Saved data entries

-----

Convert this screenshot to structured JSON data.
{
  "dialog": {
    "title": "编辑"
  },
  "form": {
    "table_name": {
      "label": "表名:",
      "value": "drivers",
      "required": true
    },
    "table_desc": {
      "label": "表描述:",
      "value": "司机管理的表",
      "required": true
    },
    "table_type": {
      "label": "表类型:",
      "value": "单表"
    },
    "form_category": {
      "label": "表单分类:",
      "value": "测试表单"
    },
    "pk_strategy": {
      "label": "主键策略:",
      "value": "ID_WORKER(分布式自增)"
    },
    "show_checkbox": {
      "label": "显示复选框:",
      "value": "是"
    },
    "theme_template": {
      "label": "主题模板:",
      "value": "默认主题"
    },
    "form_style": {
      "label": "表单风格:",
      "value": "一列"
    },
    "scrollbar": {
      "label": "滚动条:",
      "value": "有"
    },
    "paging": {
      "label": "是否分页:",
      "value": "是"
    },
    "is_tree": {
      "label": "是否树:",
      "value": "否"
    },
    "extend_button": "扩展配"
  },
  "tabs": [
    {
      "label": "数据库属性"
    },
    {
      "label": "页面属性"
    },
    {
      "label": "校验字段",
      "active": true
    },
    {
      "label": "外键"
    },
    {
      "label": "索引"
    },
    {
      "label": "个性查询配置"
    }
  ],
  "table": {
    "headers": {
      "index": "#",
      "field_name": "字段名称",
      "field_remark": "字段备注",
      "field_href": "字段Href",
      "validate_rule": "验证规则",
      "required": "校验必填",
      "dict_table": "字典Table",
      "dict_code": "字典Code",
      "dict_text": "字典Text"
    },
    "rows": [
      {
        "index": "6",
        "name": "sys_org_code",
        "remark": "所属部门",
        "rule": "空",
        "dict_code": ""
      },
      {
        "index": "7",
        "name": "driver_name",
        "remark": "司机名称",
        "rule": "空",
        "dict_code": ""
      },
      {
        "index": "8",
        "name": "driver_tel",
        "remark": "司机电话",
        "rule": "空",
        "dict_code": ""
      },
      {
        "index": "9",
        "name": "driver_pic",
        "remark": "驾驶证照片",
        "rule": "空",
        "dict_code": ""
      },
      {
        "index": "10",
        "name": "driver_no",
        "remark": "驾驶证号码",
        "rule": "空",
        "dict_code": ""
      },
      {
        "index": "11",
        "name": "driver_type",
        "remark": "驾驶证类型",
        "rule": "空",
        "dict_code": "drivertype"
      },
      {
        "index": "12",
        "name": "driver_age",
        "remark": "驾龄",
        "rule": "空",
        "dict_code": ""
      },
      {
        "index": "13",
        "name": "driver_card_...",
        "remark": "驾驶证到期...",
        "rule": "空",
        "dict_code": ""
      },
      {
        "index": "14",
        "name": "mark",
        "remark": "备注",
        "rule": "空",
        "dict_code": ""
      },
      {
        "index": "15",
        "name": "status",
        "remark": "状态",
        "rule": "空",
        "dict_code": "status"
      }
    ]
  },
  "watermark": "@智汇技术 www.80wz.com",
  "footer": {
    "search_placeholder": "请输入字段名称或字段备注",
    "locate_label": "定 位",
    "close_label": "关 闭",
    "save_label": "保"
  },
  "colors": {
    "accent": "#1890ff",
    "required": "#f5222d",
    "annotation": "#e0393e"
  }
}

-----

§ Request: Gather each line from the entries above that includes the word "value".

§ Solution to this task:
      "value": "drivers",
      "value": "司机管理的表",
      "value": "单表"
      "value": "测试表单"
      "value": "ID_WORKER(分布式自增)"
      "value": "是"
      "value": "默认主题"
      "value": "一列"
      "value": "有"
      "value": "是"
      "value": "否"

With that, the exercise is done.